Extracted material
_ _ _

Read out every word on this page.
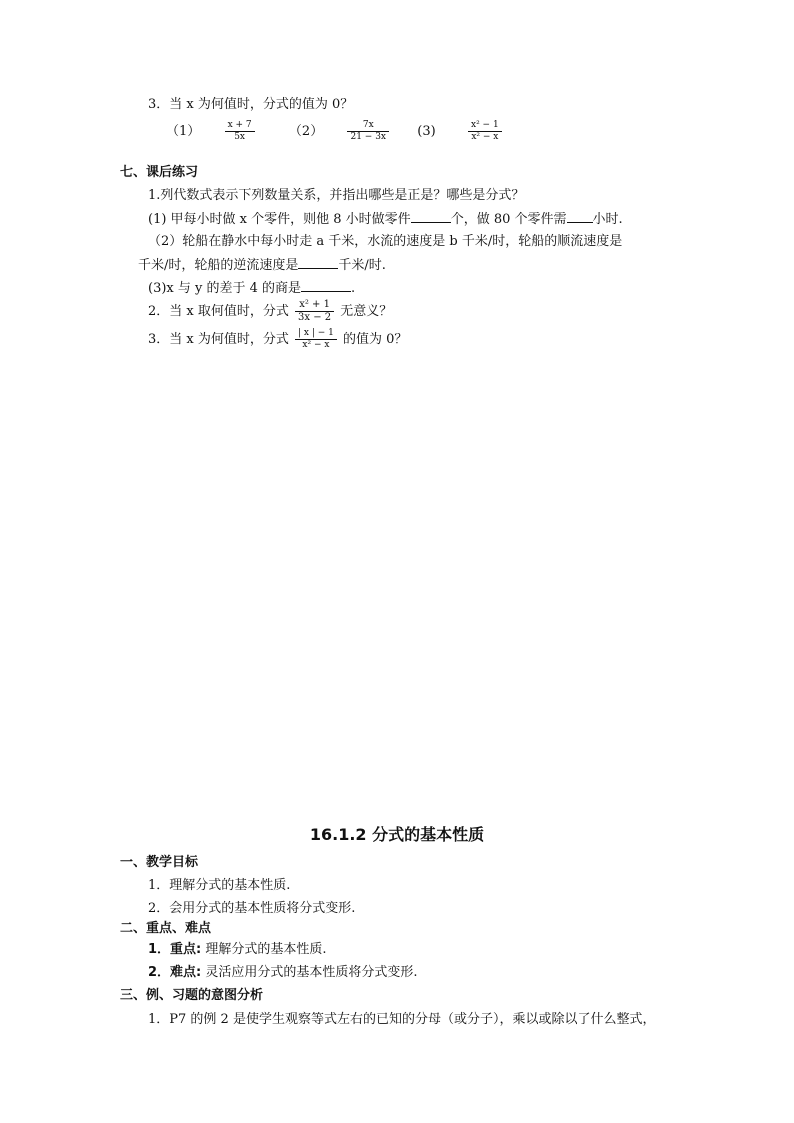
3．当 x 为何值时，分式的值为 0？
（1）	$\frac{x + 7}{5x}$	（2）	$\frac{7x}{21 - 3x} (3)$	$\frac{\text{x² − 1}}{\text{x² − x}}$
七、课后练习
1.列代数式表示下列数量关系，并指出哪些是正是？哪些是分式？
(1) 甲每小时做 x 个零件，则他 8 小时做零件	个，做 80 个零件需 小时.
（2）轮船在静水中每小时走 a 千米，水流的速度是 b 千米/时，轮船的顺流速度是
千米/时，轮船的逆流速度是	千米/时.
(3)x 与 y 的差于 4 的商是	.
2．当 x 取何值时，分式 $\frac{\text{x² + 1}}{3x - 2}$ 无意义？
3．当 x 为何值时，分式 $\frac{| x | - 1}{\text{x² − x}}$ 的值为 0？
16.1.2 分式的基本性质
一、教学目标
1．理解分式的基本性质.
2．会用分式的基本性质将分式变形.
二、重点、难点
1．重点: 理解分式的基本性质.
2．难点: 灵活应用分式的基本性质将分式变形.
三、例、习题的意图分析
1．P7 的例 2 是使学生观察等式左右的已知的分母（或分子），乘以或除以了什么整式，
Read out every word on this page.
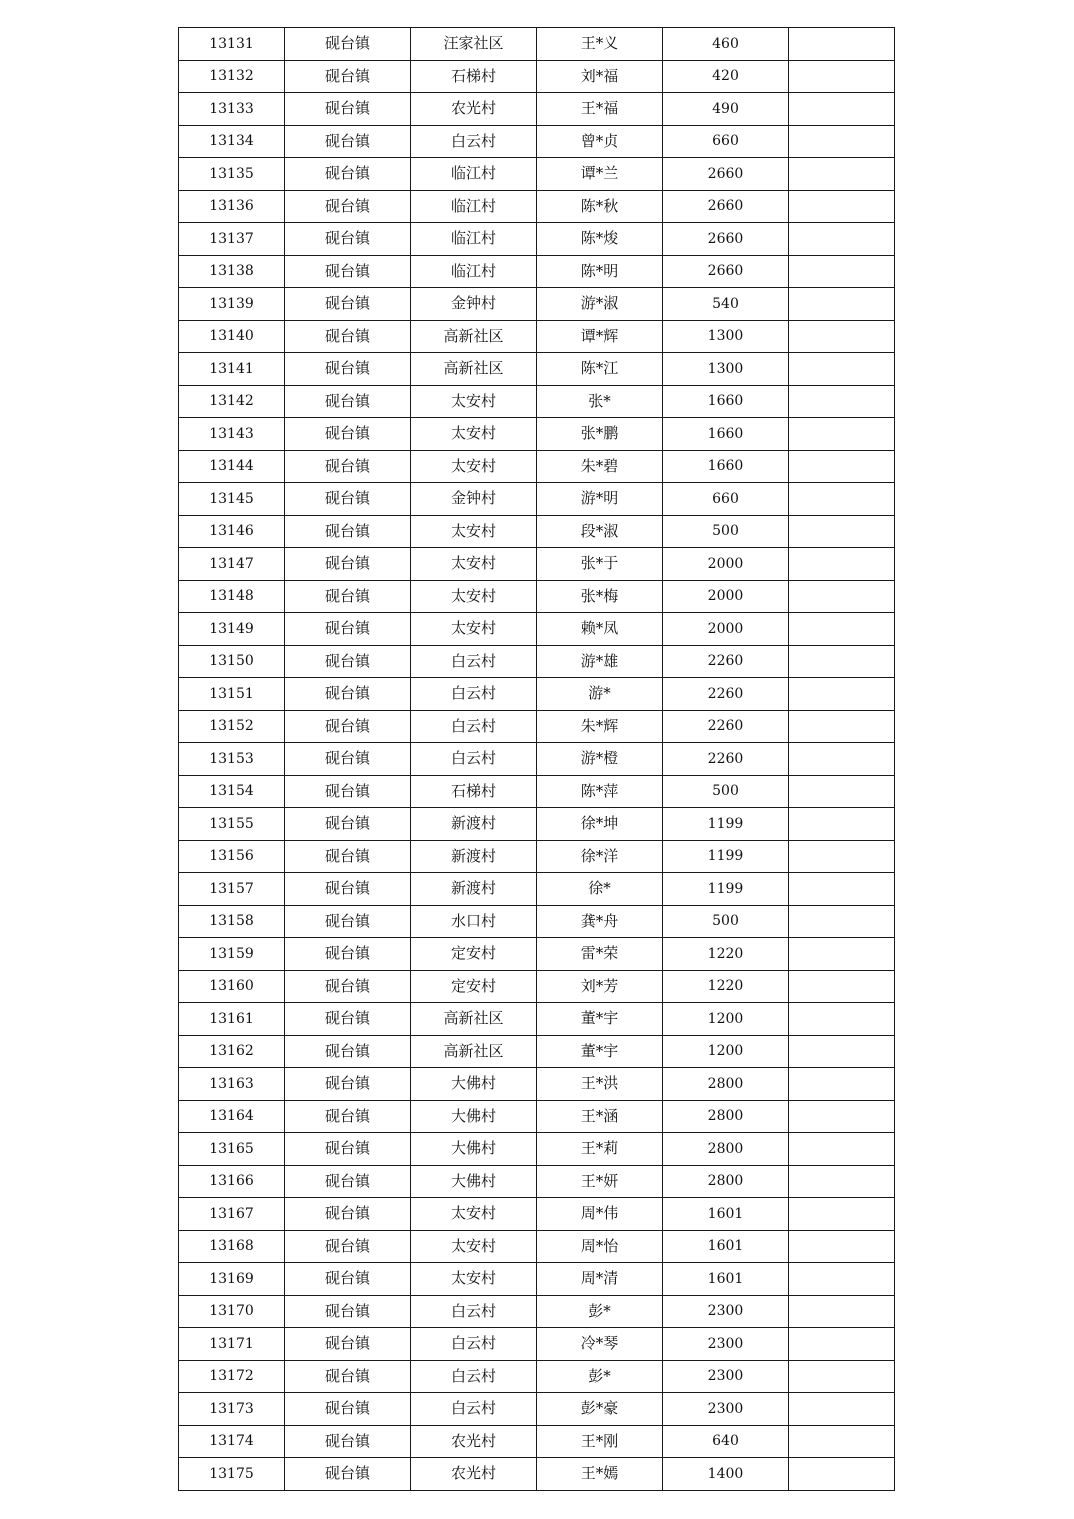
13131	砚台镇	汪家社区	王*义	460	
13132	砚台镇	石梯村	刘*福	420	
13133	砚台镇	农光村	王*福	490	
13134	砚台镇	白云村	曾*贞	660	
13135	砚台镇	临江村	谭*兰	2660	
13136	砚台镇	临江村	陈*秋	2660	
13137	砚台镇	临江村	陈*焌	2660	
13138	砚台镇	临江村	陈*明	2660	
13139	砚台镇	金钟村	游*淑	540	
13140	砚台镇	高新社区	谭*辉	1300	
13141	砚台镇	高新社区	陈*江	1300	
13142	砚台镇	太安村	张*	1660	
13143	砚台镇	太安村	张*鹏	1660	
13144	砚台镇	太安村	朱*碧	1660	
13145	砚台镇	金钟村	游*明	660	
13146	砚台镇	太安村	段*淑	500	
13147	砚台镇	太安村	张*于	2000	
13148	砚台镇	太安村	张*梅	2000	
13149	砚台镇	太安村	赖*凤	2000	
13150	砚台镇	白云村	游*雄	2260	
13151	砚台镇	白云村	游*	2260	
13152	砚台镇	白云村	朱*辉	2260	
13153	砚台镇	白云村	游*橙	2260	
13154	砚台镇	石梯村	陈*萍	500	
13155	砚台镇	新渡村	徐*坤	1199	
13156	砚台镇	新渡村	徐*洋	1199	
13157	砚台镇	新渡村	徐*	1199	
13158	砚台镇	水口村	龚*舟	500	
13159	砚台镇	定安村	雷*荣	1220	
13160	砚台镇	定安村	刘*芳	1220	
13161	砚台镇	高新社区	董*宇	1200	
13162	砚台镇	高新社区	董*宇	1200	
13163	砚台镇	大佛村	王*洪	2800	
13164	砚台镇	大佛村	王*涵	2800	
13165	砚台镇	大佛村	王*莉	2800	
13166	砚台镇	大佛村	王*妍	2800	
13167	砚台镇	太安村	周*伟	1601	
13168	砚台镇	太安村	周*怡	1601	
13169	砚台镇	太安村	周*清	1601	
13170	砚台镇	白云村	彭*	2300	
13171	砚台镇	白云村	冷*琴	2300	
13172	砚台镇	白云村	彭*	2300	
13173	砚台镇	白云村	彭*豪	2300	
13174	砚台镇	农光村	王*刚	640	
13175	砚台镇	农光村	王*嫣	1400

_ _ _

Written instruction
Search the preceding listing for "text" and extract every line where it is found.

Answer to this exercise
（1）	$\frac{x + 7}{5x}$	（2）	$\frac{7x}{21 - 3x} (3)$	$\frac{\text{x² − 1}}{\text{x² − x}}$
2．当 x 取何值时，分式 $\frac{\text{x² + 1}}{3x - 2}$ 无意义？
3．当 x 为何值时，分式 $\frac{| x | - 1}{\text{x² − x}}$ 的值为 0？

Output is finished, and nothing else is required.